(GOALS)
1. In the Flink post below, rewrite the part that opens with the words "Indeed, for making" and closes with "taskmanager.numberOfTaskSlots: '4' (parallelism: 16)", swapping "FLASH_SSD_OPTIMIZED" for "SPINNING_DISK_OPTIMIZED".
2. Translate this sentence from the Flink post into Spanish: "I have tried reducing the number of taskmanagers but I need 4."

(SOURCE TEXT)
::::::::::
Reputation: 480
I have a job running on Flink 1.14.3 (Java 11) that uses rocksdb as the state backend. The problem is that the job requires an amount of memory pretty similar to the overall state size.
Indeed, for making it stable (and capable of taking snapshots) this is what I'm using:
I have these settings in place:
state.backend: rocksdb
state.backend.incremental: 'true'
state.backend.rocksdb.localdir: /opt/flink/rocksdb <-- SSD volume (see below)
state.backend.rocksdb.memory.managed: 'true'
state.backend.rocksdb.predefined-options: FLASH_SSD_OPTIMIZED
taskmanager.memory.managed.fraction: '0.9'
taskmanager.memory.framework.off-heap.size: 512mb
taskmanager.numberOfTaskSlots: '4' (parallelism: 16)
Also this:
- name: rocksdb-volume
volume:
emptyDir:
sizeLimit: 100Gi
name: rocksdb-volume
volumeMount:
mountPath: /opt/flink/rocksdb
Which provides plenty of disk space for each task manager. With those settings, the job runs smoothly and in particular there is a relatively big memory margin. Problem is that memory consumption slowly increases and also that with less memory margin snapshots fail. I have tried reducing the number of taskmanagers but I need 4. Same with the amount of RAM, I have tried giving e.g. 16 GB instead of 30 GB but same problem. Another setting that has worked for us is using 8 TMs each with 16 GB of RAM, but again, this leads to the same amount of memory overall as the current settings. Even with that amount of memory, I can see that memory keeps growing and will probably lead to a bad end...
::::::::::
(RECORD SET)
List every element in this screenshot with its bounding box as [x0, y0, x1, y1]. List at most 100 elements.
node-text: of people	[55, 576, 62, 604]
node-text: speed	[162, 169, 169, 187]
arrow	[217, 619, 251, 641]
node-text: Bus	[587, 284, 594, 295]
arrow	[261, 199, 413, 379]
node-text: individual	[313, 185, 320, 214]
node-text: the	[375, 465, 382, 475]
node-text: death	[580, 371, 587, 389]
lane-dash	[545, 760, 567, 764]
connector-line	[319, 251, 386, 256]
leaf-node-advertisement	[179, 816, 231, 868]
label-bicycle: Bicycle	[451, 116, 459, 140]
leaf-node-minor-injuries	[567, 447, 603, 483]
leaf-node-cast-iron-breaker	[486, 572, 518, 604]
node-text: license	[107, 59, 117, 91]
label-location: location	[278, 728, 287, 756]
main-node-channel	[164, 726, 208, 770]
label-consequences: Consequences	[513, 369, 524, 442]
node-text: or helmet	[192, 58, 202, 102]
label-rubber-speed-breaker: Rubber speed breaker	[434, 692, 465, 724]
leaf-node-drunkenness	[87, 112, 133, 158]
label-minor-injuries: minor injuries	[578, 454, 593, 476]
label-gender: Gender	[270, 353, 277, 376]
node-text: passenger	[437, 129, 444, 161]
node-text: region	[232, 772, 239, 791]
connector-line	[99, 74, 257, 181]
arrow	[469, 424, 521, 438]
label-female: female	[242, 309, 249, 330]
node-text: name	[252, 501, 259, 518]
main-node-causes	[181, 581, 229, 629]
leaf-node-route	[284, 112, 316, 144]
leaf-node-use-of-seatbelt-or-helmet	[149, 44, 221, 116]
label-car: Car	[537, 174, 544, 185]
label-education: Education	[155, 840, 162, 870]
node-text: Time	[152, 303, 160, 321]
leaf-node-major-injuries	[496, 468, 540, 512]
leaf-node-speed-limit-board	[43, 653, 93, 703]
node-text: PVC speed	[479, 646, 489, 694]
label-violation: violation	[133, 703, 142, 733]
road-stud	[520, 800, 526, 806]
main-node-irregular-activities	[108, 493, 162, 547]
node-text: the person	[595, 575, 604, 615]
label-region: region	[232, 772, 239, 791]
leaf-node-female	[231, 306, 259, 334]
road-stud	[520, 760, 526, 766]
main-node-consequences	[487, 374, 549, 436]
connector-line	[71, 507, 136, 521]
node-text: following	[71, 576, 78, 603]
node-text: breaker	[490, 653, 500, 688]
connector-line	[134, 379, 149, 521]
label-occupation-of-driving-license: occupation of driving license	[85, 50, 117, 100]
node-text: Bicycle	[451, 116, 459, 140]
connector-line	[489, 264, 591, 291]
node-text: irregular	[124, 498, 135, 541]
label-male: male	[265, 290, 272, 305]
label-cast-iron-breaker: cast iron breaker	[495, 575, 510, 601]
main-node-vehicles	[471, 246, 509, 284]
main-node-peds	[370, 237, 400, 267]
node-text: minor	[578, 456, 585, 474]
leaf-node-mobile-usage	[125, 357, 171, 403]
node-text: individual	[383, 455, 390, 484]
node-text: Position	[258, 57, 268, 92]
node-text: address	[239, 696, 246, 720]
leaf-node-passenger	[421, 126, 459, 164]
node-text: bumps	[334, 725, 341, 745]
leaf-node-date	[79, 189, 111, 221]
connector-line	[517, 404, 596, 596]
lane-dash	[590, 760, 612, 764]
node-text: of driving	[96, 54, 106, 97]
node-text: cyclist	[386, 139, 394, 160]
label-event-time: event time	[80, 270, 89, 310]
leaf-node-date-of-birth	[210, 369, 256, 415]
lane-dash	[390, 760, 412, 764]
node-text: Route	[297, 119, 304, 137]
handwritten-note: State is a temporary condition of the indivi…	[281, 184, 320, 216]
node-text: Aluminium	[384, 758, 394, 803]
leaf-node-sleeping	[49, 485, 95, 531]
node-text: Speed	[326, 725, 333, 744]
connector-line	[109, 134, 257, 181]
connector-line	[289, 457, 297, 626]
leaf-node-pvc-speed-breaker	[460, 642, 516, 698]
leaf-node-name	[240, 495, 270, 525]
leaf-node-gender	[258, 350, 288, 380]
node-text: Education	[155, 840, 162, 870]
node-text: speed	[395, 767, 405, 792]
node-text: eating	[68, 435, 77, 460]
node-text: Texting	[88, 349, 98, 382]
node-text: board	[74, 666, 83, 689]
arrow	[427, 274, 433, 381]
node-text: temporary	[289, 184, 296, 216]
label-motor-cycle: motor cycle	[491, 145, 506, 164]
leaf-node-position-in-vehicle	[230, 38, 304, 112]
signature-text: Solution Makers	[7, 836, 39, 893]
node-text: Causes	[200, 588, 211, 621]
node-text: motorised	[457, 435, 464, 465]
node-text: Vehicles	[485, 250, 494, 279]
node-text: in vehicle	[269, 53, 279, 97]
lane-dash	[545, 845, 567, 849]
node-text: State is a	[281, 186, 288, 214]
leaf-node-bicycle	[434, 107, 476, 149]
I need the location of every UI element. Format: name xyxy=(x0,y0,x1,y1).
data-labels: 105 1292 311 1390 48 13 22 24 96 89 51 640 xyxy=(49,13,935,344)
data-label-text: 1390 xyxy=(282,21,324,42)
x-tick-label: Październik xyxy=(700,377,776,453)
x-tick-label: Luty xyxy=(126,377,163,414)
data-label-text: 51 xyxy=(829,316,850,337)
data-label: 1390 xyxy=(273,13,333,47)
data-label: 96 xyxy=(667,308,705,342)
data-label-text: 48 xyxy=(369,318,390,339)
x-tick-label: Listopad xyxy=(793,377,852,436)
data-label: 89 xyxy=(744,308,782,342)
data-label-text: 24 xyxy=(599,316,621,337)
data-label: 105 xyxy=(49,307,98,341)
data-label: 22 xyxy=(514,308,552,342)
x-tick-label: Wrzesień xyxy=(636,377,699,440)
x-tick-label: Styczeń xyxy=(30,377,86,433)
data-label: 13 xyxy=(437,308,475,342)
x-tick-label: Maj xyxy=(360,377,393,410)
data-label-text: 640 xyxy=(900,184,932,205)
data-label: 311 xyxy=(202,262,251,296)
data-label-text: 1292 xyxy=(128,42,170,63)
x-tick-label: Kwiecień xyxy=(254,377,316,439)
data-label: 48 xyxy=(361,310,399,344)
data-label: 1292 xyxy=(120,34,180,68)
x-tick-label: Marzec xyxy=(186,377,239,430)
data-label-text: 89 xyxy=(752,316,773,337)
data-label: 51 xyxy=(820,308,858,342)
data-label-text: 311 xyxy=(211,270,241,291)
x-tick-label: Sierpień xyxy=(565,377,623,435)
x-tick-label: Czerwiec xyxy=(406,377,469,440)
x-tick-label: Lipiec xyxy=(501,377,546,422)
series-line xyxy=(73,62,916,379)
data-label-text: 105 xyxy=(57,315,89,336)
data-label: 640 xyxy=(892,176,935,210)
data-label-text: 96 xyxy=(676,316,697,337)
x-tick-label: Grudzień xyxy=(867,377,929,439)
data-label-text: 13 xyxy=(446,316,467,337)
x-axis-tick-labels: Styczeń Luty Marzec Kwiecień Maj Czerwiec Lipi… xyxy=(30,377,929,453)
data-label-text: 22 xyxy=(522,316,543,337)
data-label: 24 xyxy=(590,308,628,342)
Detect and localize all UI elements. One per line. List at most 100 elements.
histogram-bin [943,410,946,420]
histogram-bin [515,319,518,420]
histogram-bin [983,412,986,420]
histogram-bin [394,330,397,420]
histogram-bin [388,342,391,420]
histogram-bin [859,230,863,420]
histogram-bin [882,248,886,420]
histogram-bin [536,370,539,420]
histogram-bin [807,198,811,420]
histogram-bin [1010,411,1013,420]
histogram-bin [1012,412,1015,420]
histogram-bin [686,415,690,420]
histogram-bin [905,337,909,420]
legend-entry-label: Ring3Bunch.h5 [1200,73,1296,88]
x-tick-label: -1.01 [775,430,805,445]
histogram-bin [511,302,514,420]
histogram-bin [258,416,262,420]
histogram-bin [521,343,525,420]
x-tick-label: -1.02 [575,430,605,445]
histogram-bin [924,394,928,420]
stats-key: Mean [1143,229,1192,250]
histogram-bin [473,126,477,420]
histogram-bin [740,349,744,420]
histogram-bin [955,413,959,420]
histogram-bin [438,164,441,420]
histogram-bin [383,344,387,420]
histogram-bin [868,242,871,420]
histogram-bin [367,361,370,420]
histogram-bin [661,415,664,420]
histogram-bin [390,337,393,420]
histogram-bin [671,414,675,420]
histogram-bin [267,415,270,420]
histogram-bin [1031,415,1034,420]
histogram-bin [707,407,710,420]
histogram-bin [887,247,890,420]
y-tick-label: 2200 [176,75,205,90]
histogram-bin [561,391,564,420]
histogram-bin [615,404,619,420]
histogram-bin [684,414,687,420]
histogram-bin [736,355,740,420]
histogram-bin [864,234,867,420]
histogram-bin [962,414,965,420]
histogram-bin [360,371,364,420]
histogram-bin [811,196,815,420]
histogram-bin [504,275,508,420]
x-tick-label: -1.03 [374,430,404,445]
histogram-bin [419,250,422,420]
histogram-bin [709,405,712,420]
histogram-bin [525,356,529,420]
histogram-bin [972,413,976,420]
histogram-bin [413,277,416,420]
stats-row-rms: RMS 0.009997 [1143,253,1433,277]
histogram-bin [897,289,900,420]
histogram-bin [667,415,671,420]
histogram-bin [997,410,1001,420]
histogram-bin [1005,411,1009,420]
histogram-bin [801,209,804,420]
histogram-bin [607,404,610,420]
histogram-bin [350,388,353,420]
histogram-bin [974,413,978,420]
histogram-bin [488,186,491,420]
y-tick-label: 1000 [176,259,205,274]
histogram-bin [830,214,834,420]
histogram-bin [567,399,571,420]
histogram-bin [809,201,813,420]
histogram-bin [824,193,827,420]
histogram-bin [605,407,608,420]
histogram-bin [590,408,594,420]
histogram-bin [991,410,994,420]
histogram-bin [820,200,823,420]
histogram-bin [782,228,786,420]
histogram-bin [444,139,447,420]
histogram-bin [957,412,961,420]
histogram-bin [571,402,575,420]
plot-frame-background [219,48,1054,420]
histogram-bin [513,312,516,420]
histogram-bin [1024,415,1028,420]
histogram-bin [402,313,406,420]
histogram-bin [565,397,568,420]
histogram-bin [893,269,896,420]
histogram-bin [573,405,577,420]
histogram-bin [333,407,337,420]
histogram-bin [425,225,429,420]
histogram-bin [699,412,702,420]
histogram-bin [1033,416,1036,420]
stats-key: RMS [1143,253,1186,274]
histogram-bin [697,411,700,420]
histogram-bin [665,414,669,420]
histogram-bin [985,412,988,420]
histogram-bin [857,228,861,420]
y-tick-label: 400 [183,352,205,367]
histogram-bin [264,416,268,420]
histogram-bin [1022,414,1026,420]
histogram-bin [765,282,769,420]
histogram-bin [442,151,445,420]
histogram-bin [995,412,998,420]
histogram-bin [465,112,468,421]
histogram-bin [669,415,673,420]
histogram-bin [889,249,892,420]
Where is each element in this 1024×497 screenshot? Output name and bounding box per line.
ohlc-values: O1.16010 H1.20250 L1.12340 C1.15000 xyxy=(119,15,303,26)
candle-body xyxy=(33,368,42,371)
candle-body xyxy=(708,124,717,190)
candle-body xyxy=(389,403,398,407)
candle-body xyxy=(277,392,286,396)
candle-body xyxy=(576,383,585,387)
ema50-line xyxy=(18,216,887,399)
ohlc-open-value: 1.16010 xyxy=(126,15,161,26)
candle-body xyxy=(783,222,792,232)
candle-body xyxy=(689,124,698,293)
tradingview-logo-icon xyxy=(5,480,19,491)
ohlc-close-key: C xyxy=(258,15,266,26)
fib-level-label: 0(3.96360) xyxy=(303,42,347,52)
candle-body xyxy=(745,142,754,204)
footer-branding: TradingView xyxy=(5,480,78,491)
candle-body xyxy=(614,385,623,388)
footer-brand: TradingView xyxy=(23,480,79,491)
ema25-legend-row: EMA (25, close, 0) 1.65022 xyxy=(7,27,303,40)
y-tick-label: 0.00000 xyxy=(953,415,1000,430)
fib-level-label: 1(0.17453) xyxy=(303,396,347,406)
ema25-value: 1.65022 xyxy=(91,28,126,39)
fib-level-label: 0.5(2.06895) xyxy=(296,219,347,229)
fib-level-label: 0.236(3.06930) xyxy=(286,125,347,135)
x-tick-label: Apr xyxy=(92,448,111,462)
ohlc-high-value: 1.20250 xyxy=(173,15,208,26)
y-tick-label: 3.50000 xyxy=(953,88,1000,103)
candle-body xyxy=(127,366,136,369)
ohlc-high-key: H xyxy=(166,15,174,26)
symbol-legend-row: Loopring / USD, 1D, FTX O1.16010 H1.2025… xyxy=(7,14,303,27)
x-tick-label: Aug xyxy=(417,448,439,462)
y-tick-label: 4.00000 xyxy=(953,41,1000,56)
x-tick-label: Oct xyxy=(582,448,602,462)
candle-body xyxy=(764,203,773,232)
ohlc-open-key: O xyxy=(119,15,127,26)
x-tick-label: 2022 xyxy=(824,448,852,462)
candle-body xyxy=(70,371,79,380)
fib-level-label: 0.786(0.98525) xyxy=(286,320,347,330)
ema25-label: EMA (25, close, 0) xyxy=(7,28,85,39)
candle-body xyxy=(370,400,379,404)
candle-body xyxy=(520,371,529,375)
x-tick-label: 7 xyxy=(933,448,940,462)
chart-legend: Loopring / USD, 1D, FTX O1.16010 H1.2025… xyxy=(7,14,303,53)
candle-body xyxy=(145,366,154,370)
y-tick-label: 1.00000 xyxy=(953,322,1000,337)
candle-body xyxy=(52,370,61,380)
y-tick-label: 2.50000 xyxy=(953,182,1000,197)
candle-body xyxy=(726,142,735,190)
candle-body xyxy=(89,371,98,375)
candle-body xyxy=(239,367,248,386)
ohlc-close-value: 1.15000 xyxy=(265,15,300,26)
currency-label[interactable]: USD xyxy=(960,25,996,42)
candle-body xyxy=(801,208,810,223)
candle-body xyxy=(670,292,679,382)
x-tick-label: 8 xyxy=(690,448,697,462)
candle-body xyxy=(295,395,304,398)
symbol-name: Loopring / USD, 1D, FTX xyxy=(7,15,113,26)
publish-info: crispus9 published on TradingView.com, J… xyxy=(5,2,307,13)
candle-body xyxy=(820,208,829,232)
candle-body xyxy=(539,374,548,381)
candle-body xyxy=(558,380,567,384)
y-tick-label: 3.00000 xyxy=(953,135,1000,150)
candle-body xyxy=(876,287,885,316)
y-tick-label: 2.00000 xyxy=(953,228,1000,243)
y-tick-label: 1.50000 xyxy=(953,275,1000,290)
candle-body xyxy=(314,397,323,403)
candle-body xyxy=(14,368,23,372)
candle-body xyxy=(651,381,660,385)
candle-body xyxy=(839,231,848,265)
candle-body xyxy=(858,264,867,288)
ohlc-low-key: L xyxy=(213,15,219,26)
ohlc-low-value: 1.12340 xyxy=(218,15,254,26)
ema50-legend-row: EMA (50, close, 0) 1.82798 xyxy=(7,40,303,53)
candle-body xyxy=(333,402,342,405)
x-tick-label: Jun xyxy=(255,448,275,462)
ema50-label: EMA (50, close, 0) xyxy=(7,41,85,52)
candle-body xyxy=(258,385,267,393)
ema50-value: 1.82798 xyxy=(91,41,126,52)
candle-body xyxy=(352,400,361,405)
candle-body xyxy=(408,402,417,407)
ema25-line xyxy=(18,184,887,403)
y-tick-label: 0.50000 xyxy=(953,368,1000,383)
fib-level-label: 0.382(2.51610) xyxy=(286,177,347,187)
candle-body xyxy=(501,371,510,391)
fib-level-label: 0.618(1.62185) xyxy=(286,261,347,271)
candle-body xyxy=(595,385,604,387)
::::::::::
(RESULTS)
1.
Indeed, for making it stable (and capable of taking snapshots) this is what I'm using:
I have these settings in place:
state.backend: rocksdb
state.backend.incremental: 'true'
state.backend.rocksdb.localdir: /opt/flink/rocksdb <-- SSD volume (see below)
state.backend.rocksdb.memory.managed: 'true'
state.backend.rocksdb.predefined-options: SPINNING_DISK_OPTIMIZED
taskmanager.memory.managed.fraction: '0.9'
taskmanager.memory.framework.off-heap.size: 512mb
taskmanager.numberOfTaskSlots: '4' (parallelism: 16)

2. He intentado reducir el número de taskmanagers, pero necesito 4.